DATASET RECORDS:
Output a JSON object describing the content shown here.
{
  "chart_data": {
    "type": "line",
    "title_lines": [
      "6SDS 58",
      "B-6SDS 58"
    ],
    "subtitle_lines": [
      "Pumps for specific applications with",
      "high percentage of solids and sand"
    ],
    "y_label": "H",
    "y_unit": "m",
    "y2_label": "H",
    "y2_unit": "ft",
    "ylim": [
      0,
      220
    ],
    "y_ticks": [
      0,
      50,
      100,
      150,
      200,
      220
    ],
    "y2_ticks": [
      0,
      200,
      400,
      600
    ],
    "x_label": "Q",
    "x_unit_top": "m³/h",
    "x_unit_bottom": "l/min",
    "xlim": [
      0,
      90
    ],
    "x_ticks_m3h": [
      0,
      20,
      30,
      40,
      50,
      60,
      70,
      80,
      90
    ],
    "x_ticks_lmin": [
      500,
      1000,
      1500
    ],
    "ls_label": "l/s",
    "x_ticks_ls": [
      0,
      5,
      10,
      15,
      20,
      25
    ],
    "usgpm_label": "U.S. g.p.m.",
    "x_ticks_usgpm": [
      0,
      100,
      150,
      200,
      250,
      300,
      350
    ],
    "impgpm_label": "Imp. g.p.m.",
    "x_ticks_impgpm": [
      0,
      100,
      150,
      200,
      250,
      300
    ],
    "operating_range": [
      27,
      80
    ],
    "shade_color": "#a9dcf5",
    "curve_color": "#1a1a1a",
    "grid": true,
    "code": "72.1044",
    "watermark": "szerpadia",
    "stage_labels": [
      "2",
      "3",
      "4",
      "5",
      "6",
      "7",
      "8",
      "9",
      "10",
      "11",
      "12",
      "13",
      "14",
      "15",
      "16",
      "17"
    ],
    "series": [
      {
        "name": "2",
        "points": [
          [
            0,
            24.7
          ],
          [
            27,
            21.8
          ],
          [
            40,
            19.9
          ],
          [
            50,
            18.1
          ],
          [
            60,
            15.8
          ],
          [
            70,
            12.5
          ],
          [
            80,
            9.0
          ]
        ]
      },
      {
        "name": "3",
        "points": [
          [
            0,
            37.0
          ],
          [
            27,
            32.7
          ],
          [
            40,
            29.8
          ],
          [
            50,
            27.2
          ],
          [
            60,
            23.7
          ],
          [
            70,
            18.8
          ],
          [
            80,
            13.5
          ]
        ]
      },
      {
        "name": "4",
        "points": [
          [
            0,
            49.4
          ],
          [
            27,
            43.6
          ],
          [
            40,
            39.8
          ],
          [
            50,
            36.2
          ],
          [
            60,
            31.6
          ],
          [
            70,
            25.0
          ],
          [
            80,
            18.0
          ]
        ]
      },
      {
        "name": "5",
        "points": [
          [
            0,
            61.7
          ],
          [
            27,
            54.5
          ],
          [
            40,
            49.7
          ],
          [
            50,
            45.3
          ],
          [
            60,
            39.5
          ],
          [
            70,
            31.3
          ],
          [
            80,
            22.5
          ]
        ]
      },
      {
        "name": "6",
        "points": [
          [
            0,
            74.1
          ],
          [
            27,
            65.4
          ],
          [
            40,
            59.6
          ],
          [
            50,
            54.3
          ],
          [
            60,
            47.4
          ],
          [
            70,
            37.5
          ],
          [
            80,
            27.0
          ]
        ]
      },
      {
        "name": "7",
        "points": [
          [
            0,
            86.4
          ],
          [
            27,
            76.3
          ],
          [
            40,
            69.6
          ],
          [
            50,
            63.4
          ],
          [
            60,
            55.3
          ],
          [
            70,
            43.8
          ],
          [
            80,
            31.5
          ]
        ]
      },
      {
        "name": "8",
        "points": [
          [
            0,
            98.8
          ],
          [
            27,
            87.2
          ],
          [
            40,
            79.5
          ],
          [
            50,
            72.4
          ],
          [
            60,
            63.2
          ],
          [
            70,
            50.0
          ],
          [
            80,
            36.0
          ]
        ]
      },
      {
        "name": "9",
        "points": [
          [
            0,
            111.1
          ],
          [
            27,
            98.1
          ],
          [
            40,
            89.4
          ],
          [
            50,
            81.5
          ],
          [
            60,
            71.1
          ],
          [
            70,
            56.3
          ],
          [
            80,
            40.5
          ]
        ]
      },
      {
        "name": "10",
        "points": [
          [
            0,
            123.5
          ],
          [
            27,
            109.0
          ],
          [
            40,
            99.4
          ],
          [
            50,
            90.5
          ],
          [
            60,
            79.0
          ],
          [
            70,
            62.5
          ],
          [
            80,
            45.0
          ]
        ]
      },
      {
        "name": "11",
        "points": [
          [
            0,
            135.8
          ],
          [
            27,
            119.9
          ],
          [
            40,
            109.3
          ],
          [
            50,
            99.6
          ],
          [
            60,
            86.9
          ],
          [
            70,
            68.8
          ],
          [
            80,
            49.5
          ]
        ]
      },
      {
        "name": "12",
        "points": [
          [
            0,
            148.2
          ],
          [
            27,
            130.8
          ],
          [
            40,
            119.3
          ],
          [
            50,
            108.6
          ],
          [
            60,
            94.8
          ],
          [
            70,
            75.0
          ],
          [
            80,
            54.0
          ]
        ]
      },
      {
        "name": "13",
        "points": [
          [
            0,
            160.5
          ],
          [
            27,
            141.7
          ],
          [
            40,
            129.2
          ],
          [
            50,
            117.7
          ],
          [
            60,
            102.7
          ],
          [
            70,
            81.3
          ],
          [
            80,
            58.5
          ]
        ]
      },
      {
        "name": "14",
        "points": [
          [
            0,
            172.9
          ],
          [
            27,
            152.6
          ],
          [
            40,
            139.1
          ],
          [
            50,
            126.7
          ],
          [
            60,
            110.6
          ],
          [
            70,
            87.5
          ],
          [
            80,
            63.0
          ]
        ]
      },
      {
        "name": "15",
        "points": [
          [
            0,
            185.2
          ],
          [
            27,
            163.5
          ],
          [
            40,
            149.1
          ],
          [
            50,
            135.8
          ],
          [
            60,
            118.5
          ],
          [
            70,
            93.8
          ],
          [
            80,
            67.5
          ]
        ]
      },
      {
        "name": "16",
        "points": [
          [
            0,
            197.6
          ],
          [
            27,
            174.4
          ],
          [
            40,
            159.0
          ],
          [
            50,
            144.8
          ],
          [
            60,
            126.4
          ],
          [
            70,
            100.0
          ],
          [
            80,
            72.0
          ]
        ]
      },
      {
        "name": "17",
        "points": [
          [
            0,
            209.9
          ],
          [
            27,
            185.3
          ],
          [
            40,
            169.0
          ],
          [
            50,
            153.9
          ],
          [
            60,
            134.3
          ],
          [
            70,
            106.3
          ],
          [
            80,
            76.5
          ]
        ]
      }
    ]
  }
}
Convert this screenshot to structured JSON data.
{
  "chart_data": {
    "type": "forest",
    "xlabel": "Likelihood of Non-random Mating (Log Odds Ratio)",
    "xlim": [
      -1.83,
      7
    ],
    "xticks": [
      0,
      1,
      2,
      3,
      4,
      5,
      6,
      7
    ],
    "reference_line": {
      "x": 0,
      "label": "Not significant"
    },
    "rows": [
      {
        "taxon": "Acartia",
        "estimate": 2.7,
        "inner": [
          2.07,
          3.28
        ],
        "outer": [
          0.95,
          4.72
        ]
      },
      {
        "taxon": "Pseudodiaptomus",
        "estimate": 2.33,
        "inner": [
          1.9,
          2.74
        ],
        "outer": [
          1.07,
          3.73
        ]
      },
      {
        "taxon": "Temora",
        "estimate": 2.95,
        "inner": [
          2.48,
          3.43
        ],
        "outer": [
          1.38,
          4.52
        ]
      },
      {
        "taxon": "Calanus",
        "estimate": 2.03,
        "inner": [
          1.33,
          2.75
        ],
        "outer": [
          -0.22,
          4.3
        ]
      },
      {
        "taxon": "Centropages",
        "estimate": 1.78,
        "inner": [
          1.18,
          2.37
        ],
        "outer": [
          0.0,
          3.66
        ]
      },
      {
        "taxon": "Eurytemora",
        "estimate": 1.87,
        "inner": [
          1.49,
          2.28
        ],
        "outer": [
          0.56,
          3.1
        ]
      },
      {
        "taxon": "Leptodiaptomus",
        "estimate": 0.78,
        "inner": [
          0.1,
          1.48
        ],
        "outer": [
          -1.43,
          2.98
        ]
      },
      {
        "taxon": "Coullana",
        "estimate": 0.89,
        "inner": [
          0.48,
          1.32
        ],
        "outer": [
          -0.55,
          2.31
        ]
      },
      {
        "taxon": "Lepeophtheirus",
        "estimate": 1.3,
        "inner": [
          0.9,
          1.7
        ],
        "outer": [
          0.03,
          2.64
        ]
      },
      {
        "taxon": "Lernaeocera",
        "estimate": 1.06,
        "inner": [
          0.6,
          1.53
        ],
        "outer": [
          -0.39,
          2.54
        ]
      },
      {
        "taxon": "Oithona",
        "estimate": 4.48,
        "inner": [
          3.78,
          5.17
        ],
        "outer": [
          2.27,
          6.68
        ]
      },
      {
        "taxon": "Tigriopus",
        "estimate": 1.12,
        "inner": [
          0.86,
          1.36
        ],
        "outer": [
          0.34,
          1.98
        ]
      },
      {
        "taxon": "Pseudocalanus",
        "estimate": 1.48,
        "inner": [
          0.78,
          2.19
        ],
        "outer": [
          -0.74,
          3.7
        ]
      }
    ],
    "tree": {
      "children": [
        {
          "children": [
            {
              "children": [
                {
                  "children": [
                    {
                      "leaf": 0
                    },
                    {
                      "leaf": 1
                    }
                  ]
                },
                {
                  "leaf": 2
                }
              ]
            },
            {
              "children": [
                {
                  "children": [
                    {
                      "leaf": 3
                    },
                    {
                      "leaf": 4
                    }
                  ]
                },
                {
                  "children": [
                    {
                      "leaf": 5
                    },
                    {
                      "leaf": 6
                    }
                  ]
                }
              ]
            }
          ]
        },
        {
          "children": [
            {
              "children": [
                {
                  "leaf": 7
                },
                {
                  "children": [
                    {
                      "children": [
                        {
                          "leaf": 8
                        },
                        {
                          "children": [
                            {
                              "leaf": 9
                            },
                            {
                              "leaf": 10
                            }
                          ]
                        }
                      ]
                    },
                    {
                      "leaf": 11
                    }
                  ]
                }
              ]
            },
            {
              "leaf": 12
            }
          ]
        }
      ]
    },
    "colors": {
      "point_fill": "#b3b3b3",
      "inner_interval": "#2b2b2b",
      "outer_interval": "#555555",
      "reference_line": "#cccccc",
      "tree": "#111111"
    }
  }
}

WHAT TO WORK ON:
Count each line of the entries that holds the word "JSON", then state the total and nothing more.

ANSWER IN FULL:
2